Extracted information:

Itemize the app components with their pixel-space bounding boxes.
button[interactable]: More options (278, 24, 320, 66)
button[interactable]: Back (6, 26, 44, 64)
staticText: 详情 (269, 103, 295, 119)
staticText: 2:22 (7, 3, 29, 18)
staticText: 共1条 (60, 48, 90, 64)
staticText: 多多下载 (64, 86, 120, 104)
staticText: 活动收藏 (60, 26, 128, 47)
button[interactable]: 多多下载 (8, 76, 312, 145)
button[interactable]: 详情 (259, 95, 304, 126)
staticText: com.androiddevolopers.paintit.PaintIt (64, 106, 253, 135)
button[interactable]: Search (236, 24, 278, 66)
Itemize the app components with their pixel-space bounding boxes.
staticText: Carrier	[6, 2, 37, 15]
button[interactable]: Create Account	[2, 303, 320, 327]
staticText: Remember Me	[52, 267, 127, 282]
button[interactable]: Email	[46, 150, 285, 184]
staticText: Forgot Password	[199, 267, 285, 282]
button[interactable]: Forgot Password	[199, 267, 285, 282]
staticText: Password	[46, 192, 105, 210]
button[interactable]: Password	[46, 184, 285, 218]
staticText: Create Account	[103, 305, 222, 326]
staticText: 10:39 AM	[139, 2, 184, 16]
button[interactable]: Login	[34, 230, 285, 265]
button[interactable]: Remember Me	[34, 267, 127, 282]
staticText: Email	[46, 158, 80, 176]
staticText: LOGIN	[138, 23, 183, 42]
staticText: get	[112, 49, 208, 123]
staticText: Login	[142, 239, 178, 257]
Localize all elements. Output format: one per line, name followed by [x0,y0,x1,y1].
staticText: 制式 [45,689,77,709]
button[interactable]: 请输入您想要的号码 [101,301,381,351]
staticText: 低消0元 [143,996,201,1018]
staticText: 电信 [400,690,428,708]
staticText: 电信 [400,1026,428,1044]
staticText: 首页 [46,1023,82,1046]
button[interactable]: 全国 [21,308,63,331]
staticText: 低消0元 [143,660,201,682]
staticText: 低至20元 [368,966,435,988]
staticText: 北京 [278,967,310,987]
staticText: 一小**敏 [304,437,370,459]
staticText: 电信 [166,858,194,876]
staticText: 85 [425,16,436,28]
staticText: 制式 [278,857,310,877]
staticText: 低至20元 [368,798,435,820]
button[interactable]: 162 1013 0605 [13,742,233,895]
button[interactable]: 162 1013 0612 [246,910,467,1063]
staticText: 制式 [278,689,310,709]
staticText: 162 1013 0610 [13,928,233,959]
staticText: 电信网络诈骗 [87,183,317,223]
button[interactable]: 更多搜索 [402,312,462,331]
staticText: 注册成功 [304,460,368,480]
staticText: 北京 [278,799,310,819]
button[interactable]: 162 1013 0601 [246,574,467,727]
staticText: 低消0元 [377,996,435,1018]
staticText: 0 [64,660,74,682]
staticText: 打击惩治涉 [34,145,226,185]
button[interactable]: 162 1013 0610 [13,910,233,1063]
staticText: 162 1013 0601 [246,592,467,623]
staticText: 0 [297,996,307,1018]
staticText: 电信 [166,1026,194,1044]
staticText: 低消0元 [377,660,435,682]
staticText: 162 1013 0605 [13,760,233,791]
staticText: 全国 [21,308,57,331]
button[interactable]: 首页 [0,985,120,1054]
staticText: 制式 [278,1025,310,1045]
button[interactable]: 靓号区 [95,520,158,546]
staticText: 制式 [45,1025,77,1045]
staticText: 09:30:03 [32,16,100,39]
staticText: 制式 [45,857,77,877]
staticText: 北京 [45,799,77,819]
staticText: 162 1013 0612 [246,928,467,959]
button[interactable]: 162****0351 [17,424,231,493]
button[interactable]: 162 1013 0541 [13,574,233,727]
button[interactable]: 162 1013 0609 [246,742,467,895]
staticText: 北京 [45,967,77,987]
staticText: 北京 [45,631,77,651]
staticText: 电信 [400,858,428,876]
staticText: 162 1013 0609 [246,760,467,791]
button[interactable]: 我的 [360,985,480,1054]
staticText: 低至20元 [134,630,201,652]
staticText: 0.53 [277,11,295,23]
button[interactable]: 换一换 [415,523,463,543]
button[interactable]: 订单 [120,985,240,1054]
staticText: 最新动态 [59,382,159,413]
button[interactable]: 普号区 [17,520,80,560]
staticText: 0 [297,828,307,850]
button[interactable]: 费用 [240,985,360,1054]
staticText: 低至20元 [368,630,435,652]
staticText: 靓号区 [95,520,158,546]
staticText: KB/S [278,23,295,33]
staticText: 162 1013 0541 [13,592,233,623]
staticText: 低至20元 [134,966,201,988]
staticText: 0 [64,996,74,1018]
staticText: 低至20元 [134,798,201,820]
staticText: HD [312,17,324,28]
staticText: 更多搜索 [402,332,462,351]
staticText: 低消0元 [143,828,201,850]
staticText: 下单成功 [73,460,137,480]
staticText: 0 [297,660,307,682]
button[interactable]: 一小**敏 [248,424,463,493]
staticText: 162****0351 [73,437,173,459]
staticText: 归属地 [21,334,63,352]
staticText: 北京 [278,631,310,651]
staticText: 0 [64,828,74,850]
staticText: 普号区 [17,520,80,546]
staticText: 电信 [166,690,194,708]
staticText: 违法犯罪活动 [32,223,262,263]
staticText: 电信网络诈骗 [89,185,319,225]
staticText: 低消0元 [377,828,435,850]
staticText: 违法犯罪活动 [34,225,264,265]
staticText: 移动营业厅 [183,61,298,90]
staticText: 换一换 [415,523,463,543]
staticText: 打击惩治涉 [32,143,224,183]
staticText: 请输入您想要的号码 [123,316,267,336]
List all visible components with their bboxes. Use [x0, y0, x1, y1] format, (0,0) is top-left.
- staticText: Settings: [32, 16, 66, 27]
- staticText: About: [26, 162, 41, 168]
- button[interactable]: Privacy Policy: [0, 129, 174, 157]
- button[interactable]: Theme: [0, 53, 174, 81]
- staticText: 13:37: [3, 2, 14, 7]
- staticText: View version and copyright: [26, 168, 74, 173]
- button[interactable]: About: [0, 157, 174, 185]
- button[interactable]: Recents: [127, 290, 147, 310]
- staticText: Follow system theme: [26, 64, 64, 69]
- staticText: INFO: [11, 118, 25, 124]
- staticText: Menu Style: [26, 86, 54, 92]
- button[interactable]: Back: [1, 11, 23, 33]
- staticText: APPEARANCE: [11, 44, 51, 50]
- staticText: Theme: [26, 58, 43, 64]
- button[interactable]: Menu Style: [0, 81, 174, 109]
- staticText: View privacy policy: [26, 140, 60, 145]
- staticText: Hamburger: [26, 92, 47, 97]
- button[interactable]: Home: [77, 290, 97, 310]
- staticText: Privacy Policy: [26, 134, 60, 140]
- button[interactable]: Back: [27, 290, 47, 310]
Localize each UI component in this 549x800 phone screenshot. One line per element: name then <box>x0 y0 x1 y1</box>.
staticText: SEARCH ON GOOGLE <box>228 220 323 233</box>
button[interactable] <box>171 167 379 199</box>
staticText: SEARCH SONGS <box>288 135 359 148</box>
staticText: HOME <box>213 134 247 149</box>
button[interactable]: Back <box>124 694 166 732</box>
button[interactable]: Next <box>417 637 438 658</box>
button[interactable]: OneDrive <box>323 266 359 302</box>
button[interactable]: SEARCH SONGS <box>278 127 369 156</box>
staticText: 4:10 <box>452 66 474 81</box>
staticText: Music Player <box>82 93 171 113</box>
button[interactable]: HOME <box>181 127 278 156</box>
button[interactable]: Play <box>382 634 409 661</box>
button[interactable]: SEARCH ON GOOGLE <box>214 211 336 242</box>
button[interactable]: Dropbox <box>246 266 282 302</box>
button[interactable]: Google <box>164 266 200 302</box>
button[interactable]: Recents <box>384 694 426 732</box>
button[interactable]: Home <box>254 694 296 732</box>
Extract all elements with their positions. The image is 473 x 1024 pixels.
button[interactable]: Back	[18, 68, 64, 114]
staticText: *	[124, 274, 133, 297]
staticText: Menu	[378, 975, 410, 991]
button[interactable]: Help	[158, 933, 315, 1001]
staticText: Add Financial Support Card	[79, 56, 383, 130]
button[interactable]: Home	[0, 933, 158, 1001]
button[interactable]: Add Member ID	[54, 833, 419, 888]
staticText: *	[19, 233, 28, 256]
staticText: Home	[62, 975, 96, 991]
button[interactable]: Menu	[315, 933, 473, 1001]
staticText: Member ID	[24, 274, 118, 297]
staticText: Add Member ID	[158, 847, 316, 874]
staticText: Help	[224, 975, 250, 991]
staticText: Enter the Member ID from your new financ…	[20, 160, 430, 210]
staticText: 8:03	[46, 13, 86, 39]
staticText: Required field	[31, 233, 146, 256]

Description of the task: Copy out the entries word for word, starting at the first entry and ending at the line that contains "staticText: 北京 [278,799,310,819]", with that line included.

Answer:
Itemize the app components with their pixel-space bounding boxes.
button[interactable]: More options (278, 24, 320, 66)
button[interactable]: Back (6, 26, 44, 64)
staticText: 详情 (269, 103, 295, 119)
staticText: 2:22 (7, 3, 29, 18)
staticText: 共1条 (60, 48, 90, 64)
staticText: 多多下载 (64, 86, 120, 104)
staticText: 活动收藏 (60, 26, 128, 47)
button[interactable]: 多多下载 (8, 76, 312, 145)
button[interactable]: 详情 (259, 95, 304, 126)
staticText: com.androiddevolopers.paintit.PaintIt (64, 106, 253, 135)
button[interactable]: Search (236, 24, 278, 66)
Itemize the app components with their pixel-space bounding boxes.
staticText: Carrier	[6, 2, 37, 15]
button[interactable]: Create Account	[2, 303, 320, 327]
staticText: Remember Me	[52, 267, 127, 282]
button[interactable]: Email	[46, 150, 285, 184]
staticText: Forgot Password	[199, 267, 285, 282]
button[interactable]: Forgot Password	[199, 267, 285, 282]
staticText: Password	[46, 192, 105, 210]
button[interactable]: Password	[46, 184, 285, 218]
staticText: Create Account	[103, 305, 222, 326]
staticText: 10:39 AM	[139, 2, 184, 16]
button[interactable]: Login	[34, 230, 285, 265]
button[interactable]: Remember Me	[34, 267, 127, 282]
staticText: Email	[46, 158, 80, 176]
staticText: LOGIN	[138, 23, 183, 42]
staticText: get	[112, 49, 208, 123]
staticText: Login	[142, 239, 178, 257]
Localize all elements. Output format: one per line, name followed by [x0,y0,x1,y1].
staticText: 制式 [45,689,77,709]
button[interactable]: 请输入您想要的号码 [101,301,381,351]
staticText: 低消0元 [143,996,201,1018]
staticText: 电信 [400,690,428,708]
staticText: 电信 [400,1026,428,1044]
staticText: 首页 [46,1023,82,1046]
button[interactable]: 全国 [21,308,63,331]
staticText: 低消0元 [143,660,201,682]
staticText: 低至20元 [368,966,435,988]
staticText: 北京 [278,967,310,987]
staticText: 一小**敏 [304,437,370,459]
staticText: 电信 [166,858,194,876]
staticText: 85 [425,16,436,28]
staticText: 制式 [278,857,310,877]
staticText: 低至20元 [368,798,435,820]
button[interactable]: 162 1013 0605 [13,742,233,895]
button[interactable]: 162 1013 0612 [246,910,467,1063]
staticText: 制式 [278,689,310,709]
staticText: 162 1013 0610 [13,928,233,959]
staticText: 电信网络诈骗 [87,183,317,223]
button[interactable]: 更多搜索 [402,312,462,331]
staticText: 注册成功 [304,460,368,480]
staticText: 北京 [278,799,310,819]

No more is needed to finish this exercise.